───── RECORDS FOR THE EXERCISE

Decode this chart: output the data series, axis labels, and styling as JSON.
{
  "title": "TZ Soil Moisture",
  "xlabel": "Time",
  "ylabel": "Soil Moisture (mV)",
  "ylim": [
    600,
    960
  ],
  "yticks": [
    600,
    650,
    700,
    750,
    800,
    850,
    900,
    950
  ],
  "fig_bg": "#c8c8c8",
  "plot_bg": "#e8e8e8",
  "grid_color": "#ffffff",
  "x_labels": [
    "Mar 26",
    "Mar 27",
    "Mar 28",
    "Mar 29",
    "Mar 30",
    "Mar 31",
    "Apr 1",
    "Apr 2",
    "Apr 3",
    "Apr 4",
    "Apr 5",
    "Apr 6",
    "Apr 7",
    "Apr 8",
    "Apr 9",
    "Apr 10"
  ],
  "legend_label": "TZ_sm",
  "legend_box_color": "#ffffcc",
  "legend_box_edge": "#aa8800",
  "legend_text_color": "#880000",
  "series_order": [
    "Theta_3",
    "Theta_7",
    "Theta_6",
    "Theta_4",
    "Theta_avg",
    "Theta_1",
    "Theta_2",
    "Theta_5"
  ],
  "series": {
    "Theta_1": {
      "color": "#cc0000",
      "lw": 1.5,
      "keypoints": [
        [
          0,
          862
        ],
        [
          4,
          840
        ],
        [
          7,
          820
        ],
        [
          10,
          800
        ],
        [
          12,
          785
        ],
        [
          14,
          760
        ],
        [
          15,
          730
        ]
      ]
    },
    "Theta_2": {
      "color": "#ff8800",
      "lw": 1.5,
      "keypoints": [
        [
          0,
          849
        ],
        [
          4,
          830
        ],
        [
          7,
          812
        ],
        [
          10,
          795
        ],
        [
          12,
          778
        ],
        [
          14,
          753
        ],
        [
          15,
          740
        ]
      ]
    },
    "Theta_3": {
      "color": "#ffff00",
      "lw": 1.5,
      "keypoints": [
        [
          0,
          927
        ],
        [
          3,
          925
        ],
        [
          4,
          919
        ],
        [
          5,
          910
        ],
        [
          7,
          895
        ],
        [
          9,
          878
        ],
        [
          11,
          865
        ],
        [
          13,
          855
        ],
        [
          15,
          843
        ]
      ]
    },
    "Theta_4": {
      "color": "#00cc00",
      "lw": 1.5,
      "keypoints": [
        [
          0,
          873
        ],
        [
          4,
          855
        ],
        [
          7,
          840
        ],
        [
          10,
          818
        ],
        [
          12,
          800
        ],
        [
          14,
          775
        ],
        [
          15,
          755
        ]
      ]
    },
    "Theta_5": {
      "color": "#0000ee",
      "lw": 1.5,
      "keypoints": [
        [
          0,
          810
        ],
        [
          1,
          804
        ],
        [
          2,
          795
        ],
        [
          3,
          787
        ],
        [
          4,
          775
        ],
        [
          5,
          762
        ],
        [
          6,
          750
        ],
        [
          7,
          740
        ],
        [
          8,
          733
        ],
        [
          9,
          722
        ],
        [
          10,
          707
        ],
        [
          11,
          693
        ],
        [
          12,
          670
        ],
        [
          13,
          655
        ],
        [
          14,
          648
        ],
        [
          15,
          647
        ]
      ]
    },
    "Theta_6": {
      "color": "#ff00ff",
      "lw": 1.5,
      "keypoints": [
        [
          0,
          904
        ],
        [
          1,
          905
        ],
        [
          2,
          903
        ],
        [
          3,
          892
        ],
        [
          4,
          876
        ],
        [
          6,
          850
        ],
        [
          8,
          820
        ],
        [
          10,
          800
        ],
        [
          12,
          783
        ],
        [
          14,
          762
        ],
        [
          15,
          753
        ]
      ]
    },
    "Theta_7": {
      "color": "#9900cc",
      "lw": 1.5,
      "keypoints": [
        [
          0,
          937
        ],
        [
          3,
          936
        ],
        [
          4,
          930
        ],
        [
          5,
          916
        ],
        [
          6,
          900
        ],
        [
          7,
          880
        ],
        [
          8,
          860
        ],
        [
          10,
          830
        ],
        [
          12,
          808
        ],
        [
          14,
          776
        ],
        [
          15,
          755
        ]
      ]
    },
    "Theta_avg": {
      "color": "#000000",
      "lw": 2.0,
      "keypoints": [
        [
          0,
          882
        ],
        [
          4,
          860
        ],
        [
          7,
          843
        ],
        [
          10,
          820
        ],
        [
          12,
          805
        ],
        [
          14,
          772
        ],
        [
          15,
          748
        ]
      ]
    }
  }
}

──────────

_EXERCISE_:
Write out the entire listing exactly.

_FINISHED ANSWER_:
Decode this chart: output the data series, axis labels, and styling as JSON.
{
  "title": "TZ Soil Moisture",
  "xlabel": "Time",
  "ylabel": "Soil Moisture (mV)",
  "ylim": [
    600,
    960
  ],
  "yticks": [
    600,
    650,
    700,
    750,
    800,
    850,
    900,
    950
  ],
  "fig_bg": "#c8c8c8",
  "plot_bg": "#e8e8e8",
  "grid_color": "#ffffff",
  "x_labels": [
    "Mar 26",
    "Mar 27",
    "Mar 28",
    "Mar 29",
    "Mar 30",
    "Mar 31",
    "Apr 1",
    "Apr 2",
    "Apr 3",
    "Apr 4",
    "Apr 5",
    "Apr 6",
    "Apr 7",
    "Apr 8",
    "Apr 9",
    "Apr 10"
  ],
  "legend_label": "TZ_sm",
  "legend_box_color": "#ffffcc",
  "legend_box_edge": "#aa8800",
  "legend_text_color": "#880000",
  "series_order": [
    "Theta_3",
    "Theta_7",
    "Theta_6",
    "Theta_4",
    "Theta_avg",
    "Theta_1",
    "Theta_2",
    "Theta_5"
  ],
  "series": {
    "Theta_1": {
      "color": "#cc0000",
      "lw": 1.5,
      "keypoints": [
        [
          0,
          862
        ],
        [
          4,
          840
        ],
        [
          7,
          820
        ],
        [
          10,
          800
        ],
        [
          12,
          785
        ],
        [
          14,
          760
        ],
        [
          15,
          730
        ]
      ]
    },
    "Theta_2": {
      "color": "#ff8800",
      "lw": 1.5,
      "keypoints": [
        [
          0,
          849
        ],
        [
          4,
          830
        ],
        [
          7,
          812
        ],
        [
          10,
          795
        ],
        [
          12,
          778
        ],
        [
          14,
          753
        ],
        [
          15,
          740
        ]
      ]
    },
    "Theta_3": {
      "color": "#ffff00",
      "lw": 1.5,
      "keypoints": [
        [
          0,
          927
        ],
        [
          3,
          925
        ],
        [
          4,
          919
        ],
        [
          5,
          910
        ],
        [
          7,
          895
        ],
        [
          9,
          878
        ],
        [
          11,
          865
        ],
        [
          13,
          855
        ],
        [
          15,
          843
        ]
      ]
    },
    "Theta_4": {
      "color": "#00cc00",
      "lw": 1.5,
      "keypoints": [
        [
          0,
          873
        ],
        [
          4,
          855
        ],
        [
          7,
          840
        ],
        [
          10,
          818
        ],
        [
          12,
          800
        ],
        [
          14,
          775
        ],
        [
          15,
          755
        ]
      ]
    },
    "Theta_5": {
      "color": "#0000ee",
      "lw": 1.5,
      "keypoints": [
        [
          0,
          810
        ],
        [
          1,
          804
        ],
        [
          2,
          795
        ],
        [
          3,
          787
        ],
        [
          4,
          775
        ],
        [
          5,
          762
        ],
        [
          6,
          750
        ],
        [
          7,
          740
        ],
        [
          8,
          733
        ],
        [
          9,
          722
        ],
        [
          10,
          707
        ],
        [
          11,
          693
        ],
        [
          12,
          670
        ],
        [
          13,
          655
        ],
        [
          14,
          648
        ],
        [
          15,
          647
        ]
      ]
    },
    "Theta_6": {
      "color": "#ff00ff",
      "lw": 1.5,
      "keypoints": [
        [
          0,
          904
        ],
        [
          1,
          905
        ],
        [
          2,
          903
        ],
        [
          3,
          892
        ],
        [
          4,
          876
        ],
        [
          6,
          850
        ],
        [
          8,
          820
        ],
        [
          10,
          800
        ],
        [
          12,
          783
        ],
        [
          14,
          762
        ],
        [
          15,
          753
        ]
      ]
    },
    "Theta_7": {
      "color": "#9900cc",
      "lw": 1.5,
      "keypoints": [
        [
          0,
          937
        ],
        [
          3,
          936
        ],
        [
          4,
          930
        ],
        [
          5,
          916
        ],
        [
          6,
          900
        ],
        [
          7,
          880
        ],
        [
          8,
          860
        ],
        [
          10,
          830
        ],
        [
          12,
          808
        ],
        [
          14,
          776
        ],
        [
          15,
          755
        ]
      ]
    },
    "Theta_avg": {
      "color": "#000000",
      "lw": 2.0,
      "keypoints": [
        [
          0,
          882
        ],
        [
          4,
          860
        ],
        [
          7,
          843
        ],
        [
          10,
          820
        ],
        [
          12,
          805
        ],
        [
          14,
          772
        ],
        [
          15,
          748
        ]
      ]
    }
  }
}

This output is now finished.